[WHAT THE TASK ASKS]:
Check each line of the material below for "xlabel", then copy the ones that contain it.

[ENTRIES SHOWN]:
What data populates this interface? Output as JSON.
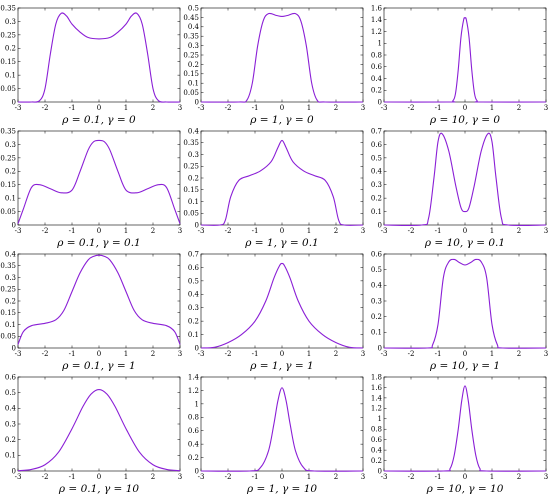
{
  "chart_data": [
    {
      "type": "line",
      "title": "",
      "xlabel": "ρ = 0.1, γ = 0",
      "ylabel": "",
      "xlim": [
        -3,
        3
      ],
      "ylim": [
        0,
        0.35
      ],
      "xticks": [
        -3,
        -2,
        -1,
        0,
        1,
        2,
        3
      ],
      "yticks": [
        0,
        0.05,
        0.1,
        0.15,
        0.2,
        0.25,
        0.3,
        0.35
      ],
      "x": [
        -3,
        -2.5,
        -2.2,
        -2.0,
        -1.8,
        -1.6,
        -1.4,
        -1.2,
        -1.0,
        -0.7,
        -0.4,
        0,
        0.4,
        0.7,
        1.0,
        1.2,
        1.4,
        1.6,
        1.8,
        2.0,
        2.2,
        2.5,
        3
      ],
      "y": [
        0,
        0,
        0.005,
        0.05,
        0.18,
        0.29,
        0.33,
        0.32,
        0.29,
        0.26,
        0.24,
        0.235,
        0.24,
        0.26,
        0.29,
        0.32,
        0.33,
        0.29,
        0.18,
        0.05,
        0.005,
        0,
        0
      ]
    },
    {
      "type": "line",
      "title": "",
      "xlabel": "ρ = 1, γ = 0",
      "ylabel": "",
      "xlim": [
        -3,
        3
      ],
      "ylim": [
        0,
        0.5
      ],
      "xticks": [
        -3,
        -2,
        -1,
        0,
        1,
        2,
        3
      ],
      "yticks": [
        0,
        0.05,
        0.1,
        0.15,
        0.2,
        0.25,
        0.3,
        0.35,
        0.4,
        0.45,
        0.5
      ],
      "x": [
        -3,
        -1.6,
        -1.3,
        -1.1,
        -0.9,
        -0.7,
        -0.5,
        -0.2,
        0,
        0.2,
        0.5,
        0.7,
        0.9,
        1.1,
        1.3,
        1.6,
        3
      ],
      "y": [
        0,
        0,
        0.01,
        0.1,
        0.3,
        0.43,
        0.47,
        0.46,
        0.455,
        0.46,
        0.47,
        0.43,
        0.3,
        0.1,
        0.01,
        0,
        0
      ]
    },
    {
      "type": "line",
      "title": "",
      "xlabel": "ρ = 10, γ = 0",
      "ylabel": "",
      "xlim": [
        -3,
        3
      ],
      "ylim": [
        0,
        1.6
      ],
      "xticks": [
        -3,
        -2,
        -1,
        0,
        1,
        2,
        3
      ],
      "yticks": [
        0,
        0.2,
        0.4,
        0.6,
        0.8,
        1.0,
        1.2,
        1.4,
        1.6
      ],
      "x": [
        -3,
        -0.6,
        -0.45,
        -0.35,
        -0.25,
        -0.15,
        -0.05,
        0,
        0.05,
        0.15,
        0.25,
        0.35,
        0.45,
        0.6,
        3
      ],
      "y": [
        0,
        0,
        0.02,
        0.15,
        0.55,
        1.1,
        1.4,
        1.43,
        1.4,
        1.1,
        0.55,
        0.15,
        0.02,
        0,
        0
      ]
    },
    {
      "type": "line",
      "title": "",
      "xlabel": "ρ = 0.1, γ = 0.1",
      "ylabel": "",
      "xlim": [
        -3,
        3
      ],
      "ylim": [
        0,
        0.35
      ],
      "xticks": [
        -3,
        -2,
        -1,
        0,
        1,
        2,
        3
      ],
      "yticks": [
        0,
        0.05,
        0.1,
        0.15,
        0.2,
        0.25,
        0.3,
        0.35
      ],
      "x": [
        -3,
        -2.8,
        -2.5,
        -2.2,
        -1.8,
        -1.4,
        -1.0,
        -0.7,
        -0.4,
        -0.2,
        0,
        0.2,
        0.4,
        0.7,
        1.0,
        1.4,
        1.8,
        2.2,
        2.5,
        2.8,
        3
      ],
      "y": [
        0.005,
        0.06,
        0.14,
        0.15,
        0.135,
        0.12,
        0.13,
        0.2,
        0.28,
        0.31,
        0.315,
        0.31,
        0.28,
        0.2,
        0.13,
        0.12,
        0.135,
        0.15,
        0.14,
        0.06,
        0.005
      ]
    },
    {
      "type": "line",
      "title": "",
      "xlabel": "ρ = 1, γ = 0.1",
      "ylabel": "",
      "xlim": [
        -3,
        3
      ],
      "ylim": [
        0,
        0.4
      ],
      "xticks": [
        -3,
        -2,
        -1,
        0,
        1,
        2,
        3
      ],
      "yticks": [
        0,
        0.05,
        0.1,
        0.15,
        0.2,
        0.25,
        0.3,
        0.35,
        0.4
      ],
      "x": [
        -3,
        -2.3,
        -2.1,
        -1.9,
        -1.6,
        -1.2,
        -0.8,
        -0.4,
        -0.15,
        0,
        0.15,
        0.4,
        0.8,
        1.2,
        1.6,
        1.9,
        2.1,
        2.3,
        3
      ],
      "y": [
        0,
        0,
        0.02,
        0.12,
        0.19,
        0.21,
        0.23,
        0.27,
        0.33,
        0.36,
        0.33,
        0.27,
        0.23,
        0.21,
        0.19,
        0.12,
        0.02,
        0,
        0
      ]
    },
    {
      "type": "line",
      "title": "",
      "xlabel": "ρ = 10, γ = 0.1",
      "ylabel": "",
      "xlim": [
        -3,
        3
      ],
      "ylim": [
        0,
        0.7
      ],
      "xticks": [
        -3,
        -2,
        -1,
        0,
        1,
        2,
        3
      ],
      "yticks": [
        0,
        0.1,
        0.2,
        0.3,
        0.4,
        0.5,
        0.6,
        0.7
      ],
      "x": [
        -3,
        -1.6,
        -1.35,
        -1.15,
        -1.0,
        -0.85,
        -0.6,
        -0.35,
        -0.15,
        0,
        0.15,
        0.35,
        0.6,
        0.85,
        1.0,
        1.15,
        1.35,
        1.6,
        3
      ],
      "y": [
        0,
        0,
        0.05,
        0.35,
        0.62,
        0.68,
        0.55,
        0.3,
        0.13,
        0.1,
        0.13,
        0.3,
        0.55,
        0.68,
        0.62,
        0.35,
        0.05,
        0,
        0
      ]
    },
    {
      "type": "line",
      "title": "",
      "xlabel": "ρ = 0.1, γ = 1",
      "ylabel": "",
      "xlim": [
        -3,
        3
      ],
      "ylim": [
        0,
        0.4
      ],
      "xticks": [
        -3,
        -2,
        -1,
        0,
        1,
        2,
        3
      ],
      "yticks": [
        0,
        0.05,
        0.1,
        0.15,
        0.2,
        0.25,
        0.3,
        0.35,
        0.4
      ],
      "x": [
        -3,
        -2.8,
        -2.5,
        -2.0,
        -1.6,
        -1.3,
        -1.0,
        -0.7,
        -0.4,
        -0.2,
        0,
        0.2,
        0.4,
        0.7,
        1.0,
        1.3,
        1.6,
        2.0,
        2.5,
        2.8,
        3
      ],
      "y": [
        0.015,
        0.07,
        0.095,
        0.105,
        0.12,
        0.16,
        0.24,
        0.32,
        0.375,
        0.39,
        0.395,
        0.39,
        0.375,
        0.32,
        0.24,
        0.16,
        0.12,
        0.105,
        0.095,
        0.07,
        0.015
      ]
    },
    {
      "type": "line",
      "title": "",
      "xlabel": "ρ = 1, γ = 1",
      "ylabel": "",
      "xlim": [
        -3,
        3
      ],
      "ylim": [
        0,
        0.7
      ],
      "xticks": [
        -3,
        -2,
        -1,
        0,
        1,
        2,
        3
      ],
      "yticks": [
        0,
        0.1,
        0.2,
        0.3,
        0.4,
        0.5,
        0.6,
        0.7
      ],
      "x": [
        -3,
        -2.5,
        -2.0,
        -1.5,
        -1.0,
        -0.6,
        -0.3,
        -0.1,
        0,
        0.1,
        0.3,
        0.6,
        1.0,
        1.5,
        2.0,
        2.5,
        3
      ],
      "y": [
        0,
        0.005,
        0.04,
        0.1,
        0.2,
        0.35,
        0.52,
        0.61,
        0.63,
        0.61,
        0.52,
        0.35,
        0.2,
        0.1,
        0.04,
        0.005,
        0
      ]
    },
    {
      "type": "line",
      "title": "",
      "xlabel": "ρ = 10, γ = 1",
      "ylabel": "",
      "xlim": [
        -3,
        3
      ],
      "ylim": [
        0,
        0.6
      ],
      "xticks": [
        -3,
        -2,
        -1,
        0,
        1,
        2,
        3
      ],
      "yticks": [
        0,
        0.1,
        0.2,
        0.3,
        0.4,
        0.5,
        0.6
      ],
      "x": [
        -3,
        -1.4,
        -1.2,
        -1.0,
        -0.8,
        -0.6,
        -0.4,
        -0.2,
        0,
        0.2,
        0.4,
        0.6,
        0.8,
        1.0,
        1.2,
        1.4,
        3
      ],
      "y": [
        0,
        0,
        0.02,
        0.15,
        0.45,
        0.55,
        0.565,
        0.545,
        0.53,
        0.545,
        0.565,
        0.55,
        0.45,
        0.15,
        0.02,
        0,
        0
      ]
    },
    {
      "type": "line",
      "title": "",
      "xlabel": "ρ = 0.1, γ = 10",
      "ylabel": "",
      "xlim": [
        -3,
        3
      ],
      "ylim": [
        0,
        0.6
      ],
      "xticks": [
        -3,
        -2,
        -1,
        0,
        1,
        2,
        3
      ],
      "yticks": [
        0,
        0.1,
        0.2,
        0.3,
        0.4,
        0.5,
        0.6
      ],
      "x": [
        -3,
        -2.5,
        -2.0,
        -1.5,
        -1.0,
        -0.6,
        -0.3,
        0,
        0.3,
        0.6,
        1.0,
        1.5,
        2.0,
        2.5,
        3
      ],
      "y": [
        0.002,
        0.01,
        0.04,
        0.12,
        0.27,
        0.41,
        0.49,
        0.52,
        0.49,
        0.41,
        0.27,
        0.12,
        0.04,
        0.01,
        0.002
      ]
    },
    {
      "type": "line",
      "title": "",
      "xlabel": "ρ = 1, γ = 10",
      "ylabel": "",
      "xlim": [
        -3,
        3
      ],
      "ylim": [
        0,
        1.4
      ],
      "xticks": [
        -3,
        -2,
        -1,
        0,
        1,
        2,
        3
      ],
      "yticks": [
        0,
        0.2,
        0.4,
        0.6,
        0.8,
        1,
        1.2,
        1.4
      ],
      "x": [
        -3,
        -1.2,
        -0.8,
        -0.5,
        -0.3,
        -0.15,
        0,
        0.15,
        0.3,
        0.5,
        0.8,
        1.2,
        3
      ],
      "y": [
        0,
        0,
        0.05,
        0.3,
        0.7,
        1.05,
        1.24,
        1.05,
        0.7,
        0.3,
        0.05,
        0,
        0
      ]
    },
    {
      "type": "line",
      "title": "",
      "xlabel": "ρ = 10, γ = 10",
      "ylabel": "",
      "xlim": [
        -3,
        3
      ],
      "ylim": [
        0,
        1.8
      ],
      "xticks": [
        -3,
        -2,
        -1,
        0,
        1,
        2,
        3
      ],
      "yticks": [
        0,
        0.2,
        0.4,
        0.6,
        0.8,
        1,
        1.2,
        1.4,
        1.6,
        1.8
      ],
      "x": [
        -3,
        -0.8,
        -0.55,
        -0.4,
        -0.25,
        -0.12,
        0,
        0.12,
        0.25,
        0.4,
        0.55,
        0.8,
        3
      ],
      "y": [
        0,
        0,
        0.05,
        0.3,
        0.8,
        1.35,
        1.63,
        1.35,
        0.8,
        0.3,
        0.05,
        0,
        0
      ]
    }
  ],
  "colors": {
    "curve": "#8a1fd6",
    "axis": "#000000"
  }
}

[TASK OUTPUT]:
      "xlabel": "ρ = 0.1, γ = 0",
      "xlabel": "ρ = 1, γ = 0",
      "xlabel": "ρ = 10, γ = 0",
      "xlabel": "ρ = 0.1, γ = 0.1",
      "xlabel": "ρ = 1, γ = 0.1",
      "xlabel": "ρ = 10, γ = 0.1",
      "xlabel": "ρ = 0.1, γ = 1",
      "xlabel": "ρ = 1, γ = 1",
      "xlabel": "ρ = 10, γ = 1",
      "xlabel": "ρ = 0.1, γ = 10",
      "xlabel": "ρ = 1, γ = 10",
      "xlabel": "ρ = 10, γ = 10",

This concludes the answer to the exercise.